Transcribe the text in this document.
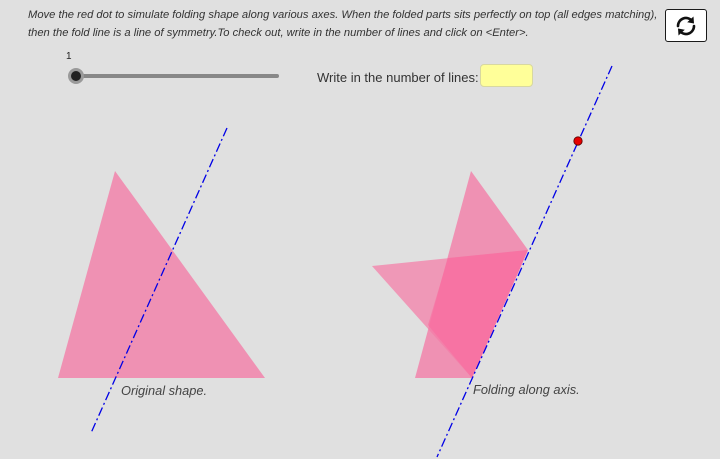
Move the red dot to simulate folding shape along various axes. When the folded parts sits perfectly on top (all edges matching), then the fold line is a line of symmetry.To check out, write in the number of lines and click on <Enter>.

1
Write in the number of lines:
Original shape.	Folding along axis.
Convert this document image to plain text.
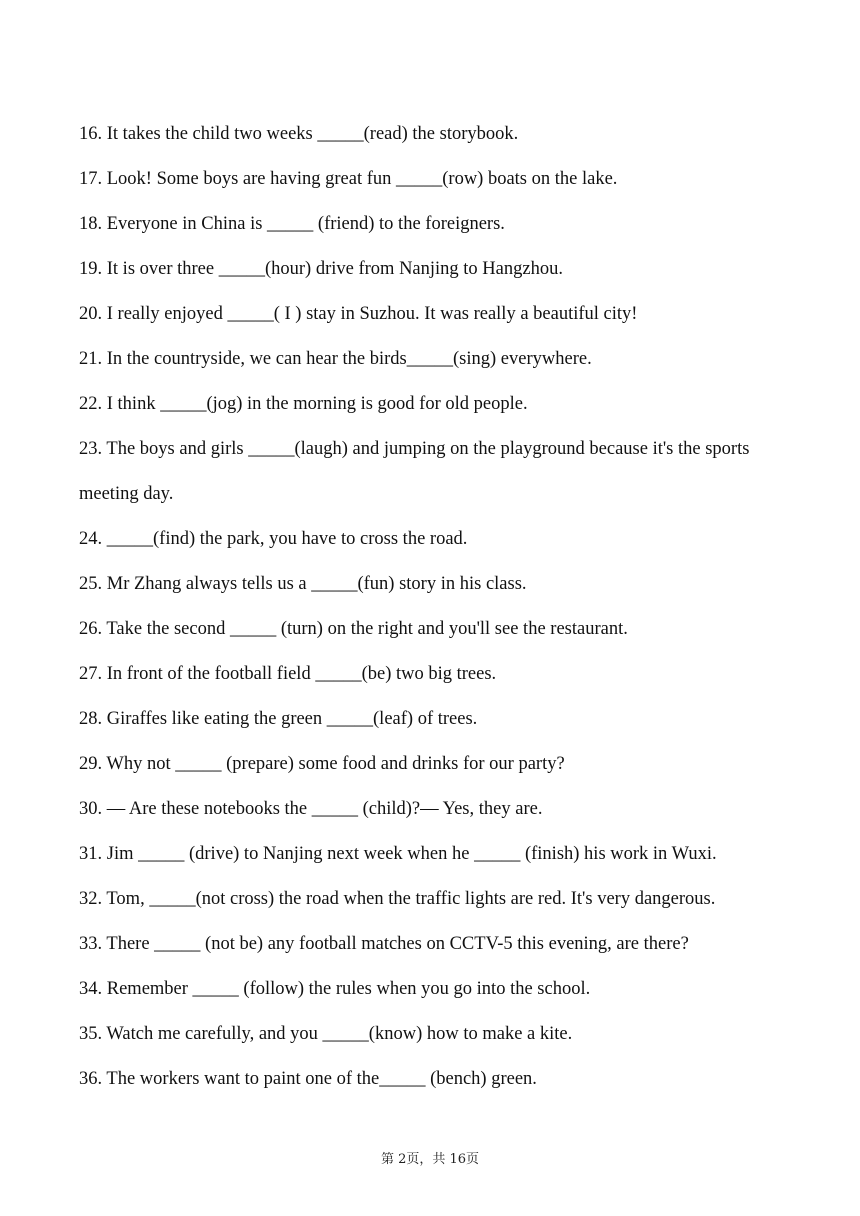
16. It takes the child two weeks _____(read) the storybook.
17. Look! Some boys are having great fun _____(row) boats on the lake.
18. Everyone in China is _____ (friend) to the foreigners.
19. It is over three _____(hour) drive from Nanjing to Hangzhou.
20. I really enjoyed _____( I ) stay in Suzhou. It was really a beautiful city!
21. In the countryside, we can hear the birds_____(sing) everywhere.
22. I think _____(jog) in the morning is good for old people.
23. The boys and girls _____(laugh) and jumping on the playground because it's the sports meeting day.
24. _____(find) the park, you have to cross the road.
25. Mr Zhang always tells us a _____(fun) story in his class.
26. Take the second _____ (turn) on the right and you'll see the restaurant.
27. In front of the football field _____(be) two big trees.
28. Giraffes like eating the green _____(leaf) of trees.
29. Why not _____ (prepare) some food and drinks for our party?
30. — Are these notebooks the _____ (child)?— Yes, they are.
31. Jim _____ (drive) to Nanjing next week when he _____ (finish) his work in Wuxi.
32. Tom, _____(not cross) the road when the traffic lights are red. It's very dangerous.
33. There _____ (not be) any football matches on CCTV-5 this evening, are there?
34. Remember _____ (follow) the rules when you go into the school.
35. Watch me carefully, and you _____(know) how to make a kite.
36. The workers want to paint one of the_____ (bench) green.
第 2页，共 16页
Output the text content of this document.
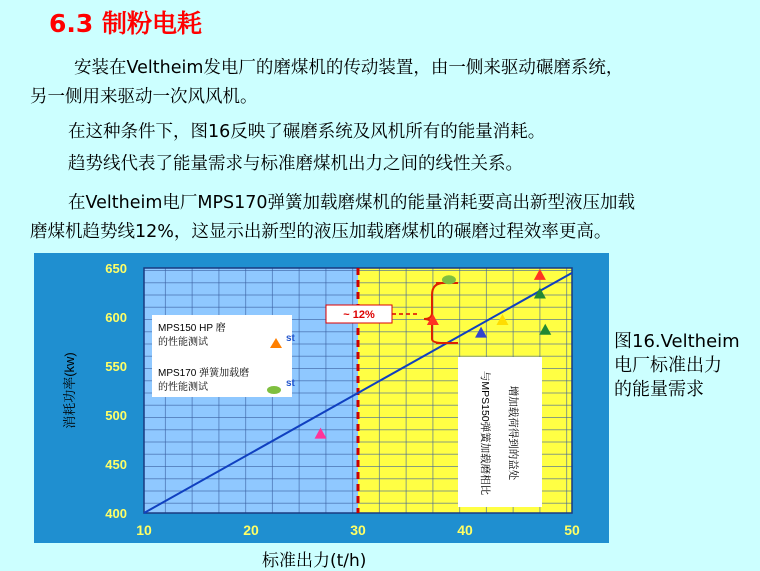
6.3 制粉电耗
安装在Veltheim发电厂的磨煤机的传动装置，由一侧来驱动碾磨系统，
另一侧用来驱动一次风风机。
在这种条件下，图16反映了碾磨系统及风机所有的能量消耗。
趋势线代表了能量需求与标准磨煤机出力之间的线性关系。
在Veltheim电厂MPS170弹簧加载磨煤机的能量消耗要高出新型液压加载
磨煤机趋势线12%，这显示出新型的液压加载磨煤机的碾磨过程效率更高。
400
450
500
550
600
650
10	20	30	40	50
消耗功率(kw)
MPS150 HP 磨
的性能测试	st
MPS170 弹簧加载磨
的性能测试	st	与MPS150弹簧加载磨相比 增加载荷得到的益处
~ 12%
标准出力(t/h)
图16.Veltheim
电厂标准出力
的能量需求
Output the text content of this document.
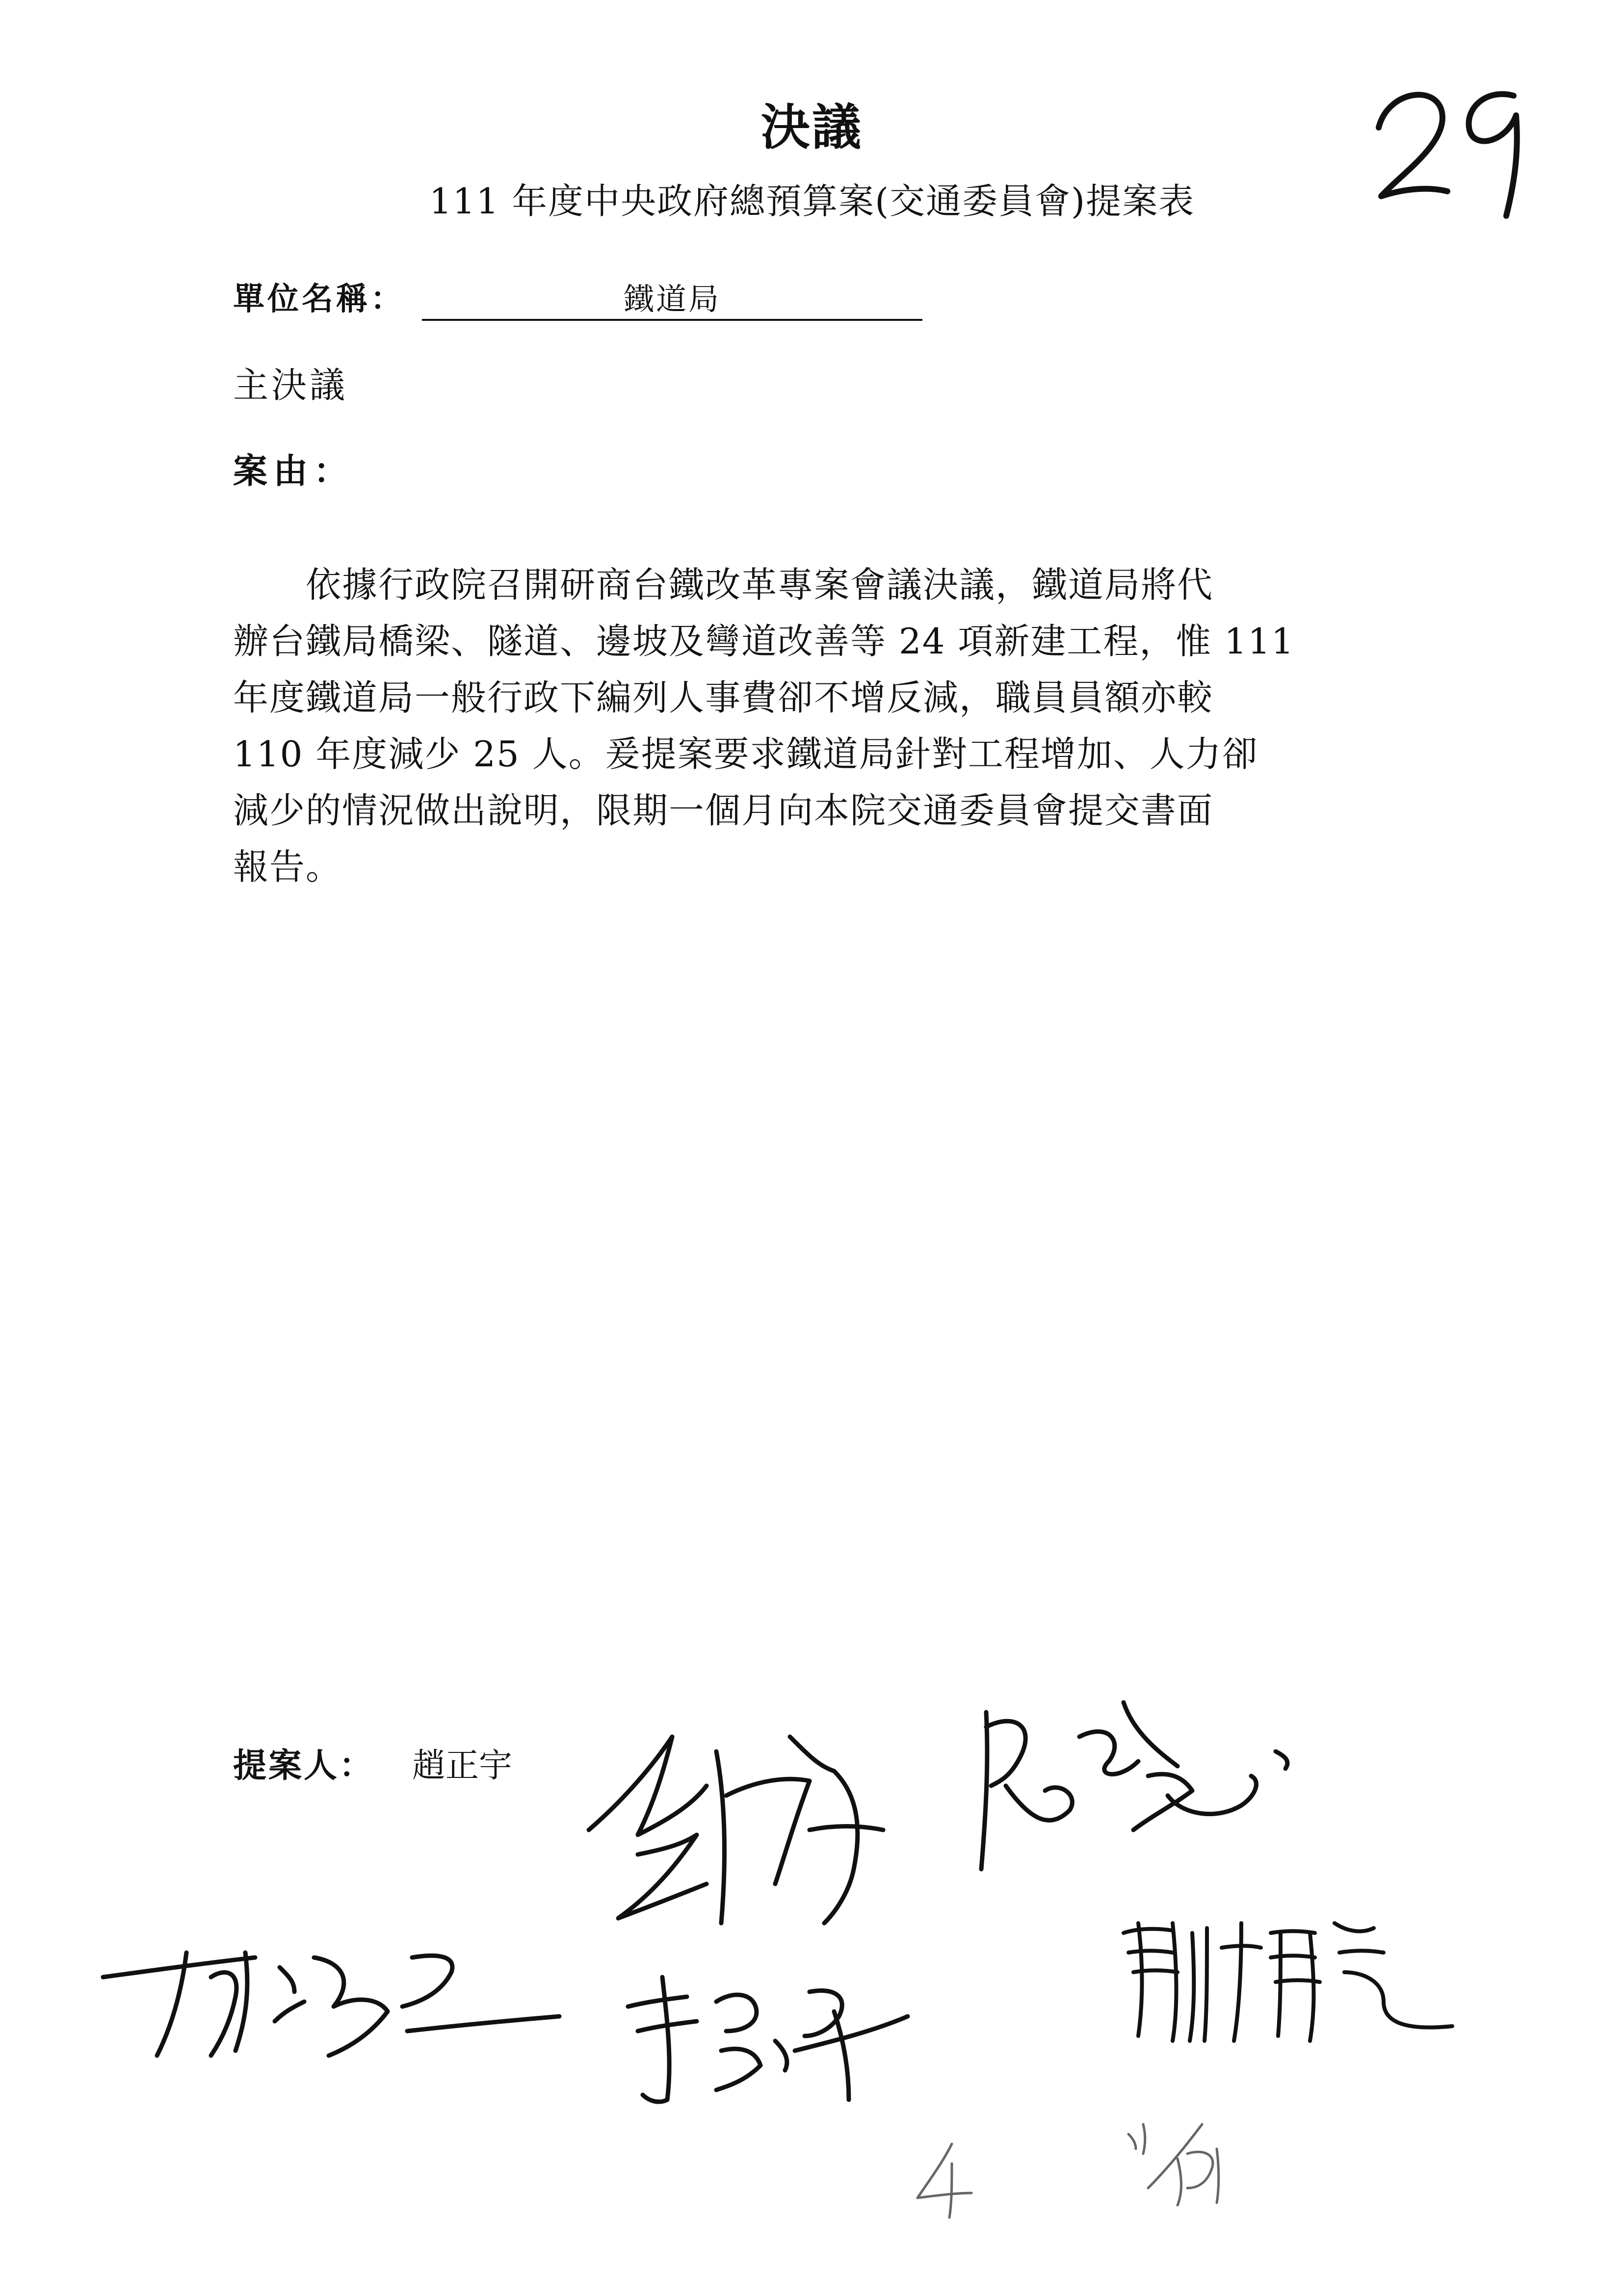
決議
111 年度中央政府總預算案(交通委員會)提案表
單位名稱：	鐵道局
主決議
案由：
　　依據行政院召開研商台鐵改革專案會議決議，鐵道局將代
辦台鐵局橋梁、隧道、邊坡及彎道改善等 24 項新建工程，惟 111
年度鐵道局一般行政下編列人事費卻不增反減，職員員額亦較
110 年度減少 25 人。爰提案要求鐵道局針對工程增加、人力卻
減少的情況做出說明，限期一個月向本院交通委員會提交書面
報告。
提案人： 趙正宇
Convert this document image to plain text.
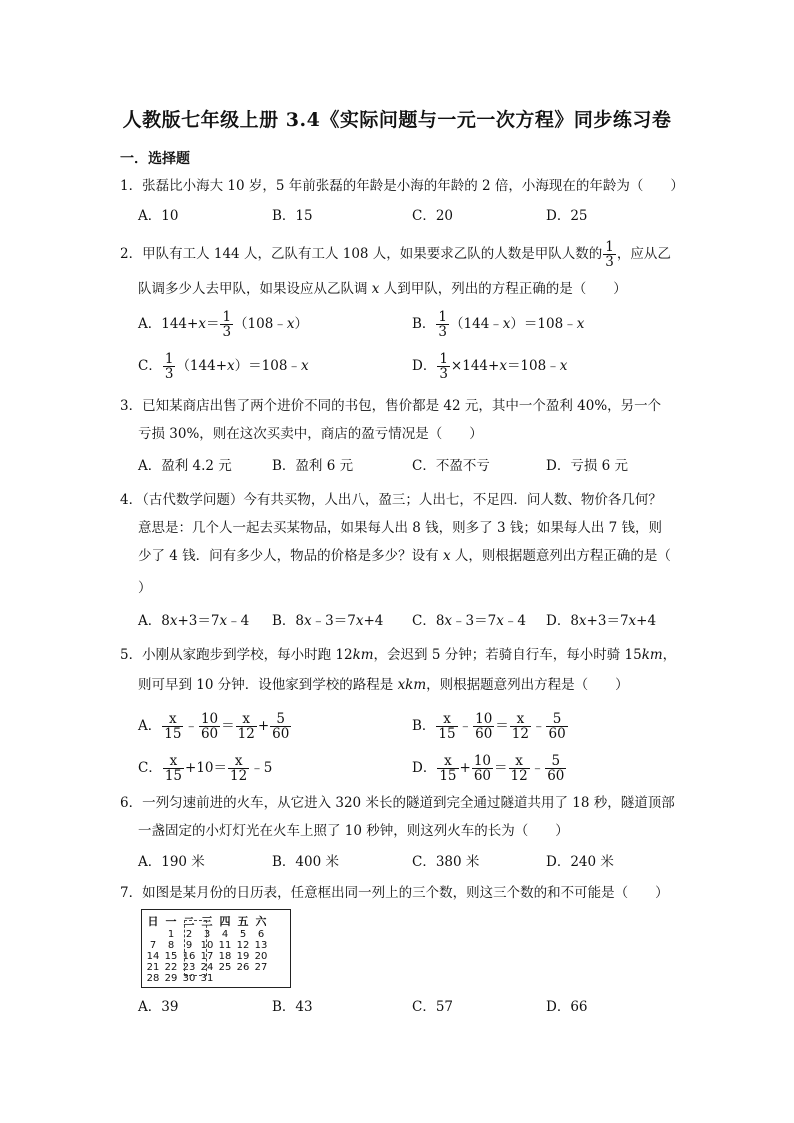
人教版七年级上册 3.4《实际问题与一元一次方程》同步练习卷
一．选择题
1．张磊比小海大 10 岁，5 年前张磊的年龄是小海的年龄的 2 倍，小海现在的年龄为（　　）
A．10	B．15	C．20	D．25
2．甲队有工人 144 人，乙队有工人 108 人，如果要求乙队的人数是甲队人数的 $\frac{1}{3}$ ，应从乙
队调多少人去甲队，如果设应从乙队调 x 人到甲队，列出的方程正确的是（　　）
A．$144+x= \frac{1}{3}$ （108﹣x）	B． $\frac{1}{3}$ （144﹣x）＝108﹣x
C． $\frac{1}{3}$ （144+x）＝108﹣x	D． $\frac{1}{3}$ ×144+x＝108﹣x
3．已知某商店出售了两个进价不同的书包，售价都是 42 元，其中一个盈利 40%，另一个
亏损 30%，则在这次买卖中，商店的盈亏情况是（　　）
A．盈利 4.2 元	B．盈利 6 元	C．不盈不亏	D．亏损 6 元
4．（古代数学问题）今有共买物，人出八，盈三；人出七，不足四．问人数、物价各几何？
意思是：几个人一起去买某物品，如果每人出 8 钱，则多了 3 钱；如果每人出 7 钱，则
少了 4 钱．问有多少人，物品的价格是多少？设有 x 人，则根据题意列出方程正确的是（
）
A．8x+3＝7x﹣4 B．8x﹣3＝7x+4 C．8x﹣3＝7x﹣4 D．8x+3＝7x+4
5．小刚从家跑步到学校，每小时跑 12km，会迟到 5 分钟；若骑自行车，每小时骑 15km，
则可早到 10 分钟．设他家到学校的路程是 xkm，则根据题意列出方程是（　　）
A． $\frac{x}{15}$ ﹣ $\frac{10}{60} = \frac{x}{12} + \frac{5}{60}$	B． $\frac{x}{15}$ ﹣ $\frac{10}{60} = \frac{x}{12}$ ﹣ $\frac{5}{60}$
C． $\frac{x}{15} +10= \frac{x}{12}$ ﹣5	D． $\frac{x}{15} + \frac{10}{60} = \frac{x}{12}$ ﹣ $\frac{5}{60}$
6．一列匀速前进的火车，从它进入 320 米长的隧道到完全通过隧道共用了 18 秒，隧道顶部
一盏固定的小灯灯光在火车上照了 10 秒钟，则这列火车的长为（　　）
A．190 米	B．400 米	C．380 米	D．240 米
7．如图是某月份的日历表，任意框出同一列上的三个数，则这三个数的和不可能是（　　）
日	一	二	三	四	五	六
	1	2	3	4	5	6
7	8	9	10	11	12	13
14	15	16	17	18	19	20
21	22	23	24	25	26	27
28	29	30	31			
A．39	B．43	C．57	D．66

━━━━━━

* _What to work on_
Write the entries above out again exactly, but not the pictures.

* _In response_
Transcribe the text in this document.
Move the red dot to simulate folding shape along various axes. When the folded parts sits perfectly on top (all edges matching), then the fold line is a line of symmetry.To check out, write in the number of lines and click on <Enter>.

1
Write in the number of lines:
Original shape.	Folding along axis.
Convert this document image to plain text.
16. It takes the child two weeks _____(read) the storybook.
17. Look! Some boys are having great fun _____(row) boats on the lake.
18. Everyone in China is _____ (friend) to the foreigners.
19. It is over three _____(hour) drive from Nanjing to Hangzhou.
20. I really enjoyed _____( I ) stay in Suzhou. It was really a beautiful city!
21. In the countryside, we can hear the birds_____(sing) everywhere.
22. I think _____(jog) in the morning is good for old people.
23. The boys and girls _____(laugh) and jumping on the playground because it's the sports meeting day.
24. _____(find) the park, you have to cross the road.
25. Mr Zhang always tells us a _____(fun) story in his class.
26. Take the second _____ (turn) on the right and you'll see the restaurant.
27. In front of the football field _____(be) two big trees.
28. Giraffes like eating the green _____(leaf) of trees.
29. Why not _____ (prepare) some food and drinks for our party?
30. — Are these notebooks the _____ (child)?— Yes, they are.
31. Jim _____ (drive) to Nanjing next week when he _____ (finish) his work in Wuxi.
32. Tom, _____(not cross) the road when the traffic lights are red. It's very dangerous.
33. There _____ (not be) any football matches on CCTV-5 this evening, are there?
34. Remember _____ (follow) the rules when you go into the school.
35. Watch me carefully, and you _____(know) how to make a kite.
36. The workers want to paint one of the_____ (bench) green.
第 2页，共 16页
Output the text content of this document.
6.3 制粉电耗
安装在Veltheim发电厂的磨煤机的传动装置，由一侧来驱动碾磨系统，
另一侧用来驱动一次风风机。
在这种条件下，图16反映了碾磨系统及风机所有的能量消耗。
趋势线代表了能量需求与标准磨煤机出力之间的线性关系。
在Veltheim电厂MPS170弹簧加载磨煤机的能量消耗要高出新型液压加载
磨煤机趋势线12%，这显示出新型的液压加载磨煤机的碾磨过程效率更高。
400
450
500
550
600
650
10	20	30	40	50
消耗功率(kw)
MPS150 HP 磨
的性能测试	st
MPS170 弹簧加载磨
的性能测试	st	与MPS150弹簧加载磨相比 增加载荷得到的益处
~ 12%
标准出力(t/h)
图16.Veltheim
电厂标准出力
的能量需求
Output the text content of this document.
決議
111 年度中央政府總預算案(交通委員會)提案表
單位名稱：	鐵道局
主決議
案由：
　　依據行政院召開研商台鐵改革專案會議決議，鐵道局將代
辦台鐵局橋梁、隧道、邊坡及彎道改善等 24 項新建工程，惟 111
年度鐵道局一般行政下編列人事費卻不增反減，職員員額亦較
110 年度減少 25 人。爰提案要求鐵道局針對工程增加、人力卻
減少的情況做出說明，限期一個月向本院交通委員會提交書面
報告。
提案人： 趙正宇
Convert this document image to plain text.
人教版七年级上册 3.4《实际问题与一元一次方程》同步练习卷
一．选择题
1．张磊比小海大 10 岁，5 年前张磊的年龄是小海的年龄的 2 倍，小海现在的年龄为（　　）
A．10	B．15	C．20	D．25
2．甲队有工人 144 人，乙队有工人 108 人，如果要求乙队的人数是甲队人数的 $\frac{1}{3}$ ，应从乙
队调多少人去甲队，如果设应从乙队调 x 人到甲队，列出的方程正确的是（　　）
A．$144+x= \frac{1}{3}$ （108﹣x）	B． $\frac{1}{3}$ （144﹣x）＝108﹣x
C． $\frac{1}{3}$ （144+x）＝108﹣x	D． $\frac{1}{3}$ ×144+x＝108﹣x
3．已知某商店出售了两个进价不同的书包，售价都是 42 元，其中一个盈利 40%，另一个
亏损 30%，则在这次买卖中，商店的盈亏情况是（　　）
A．盈利 4.2 元	B．盈利 6 元	C．不盈不亏	D．亏损 6 元
4．（古代数学问题）今有共买物，人出八，盈三；人出七，不足四．问人数、物价各几何？
意思是：几个人一起去买某物品，如果每人出 8 钱，则多了 3 钱；如果每人出 7 钱，则
少了 4 钱．问有多少人，物品的价格是多少？设有 x 人，则根据题意列出方程正确的是（
）
A．8x+3＝7x﹣4 B．8x﹣3＝7x+4 C．8x﹣3＝7x﹣4 D．8x+3＝7x+4
5．小刚从家跑步到学校，每小时跑 12km，会迟到 5 分钟；若骑自行车，每小时骑 15km，
则可早到 10 分钟．设他家到学校的路程是 xkm，则根据题意列出方程是（　　）
A． $\frac{x}{15}$ ﹣ $\frac{10}{60} = \frac{x}{12} + \frac{5}{60}$	B． $\frac{x}{15}$ ﹣ $\frac{10}{60} = \frac{x}{12}$ ﹣ $\frac{5}{60}$
C． $\frac{x}{15} +10= \frac{x}{12}$ ﹣5	D． $\frac{x}{15} + \frac{10}{60} = \frac{x}{12}$ ﹣ $\frac{5}{60}$
6．一列匀速前进的火车，从它进入 320 米长的隧道到完全通过隧道共用了 18 秒，隧道顶部
一盏固定的小灯灯光在火车上照了 10 秒钟，则这列火车的长为（　　）
A．190 米	B．400 米	C．380 米	D．240 米
7．如图是某月份的日历表，任意框出同一列上的三个数，则这三个数的和不可能是（　　）
日	一	二	三	四	五	六
	1	2	3	4	5	6
7	8	9	10	11	12	13
14	15	16	17	18	19	20
21	22	23	24	25	26	27
28	29	30	31			
A．39	B．43	C．57	D．66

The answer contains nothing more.